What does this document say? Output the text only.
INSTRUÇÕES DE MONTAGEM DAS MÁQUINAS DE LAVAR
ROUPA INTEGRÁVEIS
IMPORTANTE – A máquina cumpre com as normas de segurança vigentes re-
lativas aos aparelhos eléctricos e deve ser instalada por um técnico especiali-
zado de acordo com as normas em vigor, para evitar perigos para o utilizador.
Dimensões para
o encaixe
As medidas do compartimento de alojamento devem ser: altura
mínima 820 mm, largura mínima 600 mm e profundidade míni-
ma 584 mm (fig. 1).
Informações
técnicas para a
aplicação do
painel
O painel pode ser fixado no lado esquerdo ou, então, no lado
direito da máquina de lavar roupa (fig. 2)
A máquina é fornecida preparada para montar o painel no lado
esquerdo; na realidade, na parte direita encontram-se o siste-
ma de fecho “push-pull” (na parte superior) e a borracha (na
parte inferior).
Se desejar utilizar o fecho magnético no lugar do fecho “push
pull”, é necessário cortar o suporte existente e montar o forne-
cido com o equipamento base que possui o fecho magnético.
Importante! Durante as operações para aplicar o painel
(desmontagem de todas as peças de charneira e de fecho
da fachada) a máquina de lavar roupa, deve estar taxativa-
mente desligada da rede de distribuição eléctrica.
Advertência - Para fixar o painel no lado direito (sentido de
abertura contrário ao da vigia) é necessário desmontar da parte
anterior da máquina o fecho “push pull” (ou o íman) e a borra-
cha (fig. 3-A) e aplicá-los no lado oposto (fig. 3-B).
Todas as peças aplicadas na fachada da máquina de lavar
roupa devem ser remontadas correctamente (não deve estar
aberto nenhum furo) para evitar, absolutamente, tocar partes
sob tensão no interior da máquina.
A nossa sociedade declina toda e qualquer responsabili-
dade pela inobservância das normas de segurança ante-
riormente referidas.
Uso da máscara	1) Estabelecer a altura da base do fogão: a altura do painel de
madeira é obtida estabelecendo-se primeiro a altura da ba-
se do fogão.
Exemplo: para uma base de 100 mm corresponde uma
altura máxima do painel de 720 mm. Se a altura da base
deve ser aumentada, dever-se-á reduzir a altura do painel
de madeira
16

########

### GOAL OF THE EXERCISE
Using the listing above, please repeat every entry exactly.

### REPLY TO THE TASK
What does this document say? Output the text only.
INSTRUÇÕES DE MONTAGEM DAS MÁQUINAS DE LAVAR
ROUPA INTEGRÁVEIS
IMPORTANTE – A máquina cumpre com as normas de segurança vigentes re-
lativas aos aparelhos eléctricos e deve ser instalada por um técnico especiali-
zado de acordo com as normas em vigor, para evitar perigos para o utilizador.
Dimensões para
o encaixe
As medidas do compartimento de alojamento devem ser: altura
mínima 820 mm, largura mínima 600 mm e profundidade míni-
ma 584 mm (fig. 1).
Informações
técnicas para a
aplicação do
painel
O painel pode ser fixado no lado esquerdo ou, então, no lado
direito da máquina de lavar roupa (fig. 2)
A máquina é fornecida preparada para montar o painel no lado
esquerdo; na realidade, na parte direita encontram-se o siste-
ma de fecho “push-pull” (na parte superior) e a borracha (na
parte inferior).
Se desejar utilizar o fecho magnético no lugar do fecho “push
pull”, é necessário cortar o suporte existente e montar o forne-
cido com o equipamento base que possui o fecho magnético.
Importante! Durante as operações para aplicar o painel
(desmontagem de todas as peças de charneira e de fecho
da fachada) a máquina de lavar roupa, deve estar taxativa-
mente desligada da rede de distribuição eléctrica.
Advertência - Para fixar o painel no lado direito (sentido de
abertura contrário ao da vigia) é necessário desmontar da parte
anterior da máquina o fecho “push pull” (ou o íman) e a borra-
cha (fig. 3-A) e aplicá-los no lado oposto (fig. 3-B).
Todas as peças aplicadas na fachada da máquina de lavar
roupa devem ser remontadas correctamente (não deve estar
aberto nenhum furo) para evitar, absolutamente, tocar partes
sob tensão no interior da máquina.
A nossa sociedade declina toda e qualquer responsabili-
dade pela inobservância das normas de segurança ante-
riormente referidas.
Uso da máscara	1) Estabelecer a altura da base do fogão: a altura do painel de
madeira é obtida estabelecendo-se primeiro a altura da ba-
se do fogão.
Exemplo: para uma base de 100 mm corresponde uma
altura máxima do painel de 720 mm. Se a altura da base
deve ser aumentada, dever-se-á reduzir a altura do painel
de madeira
16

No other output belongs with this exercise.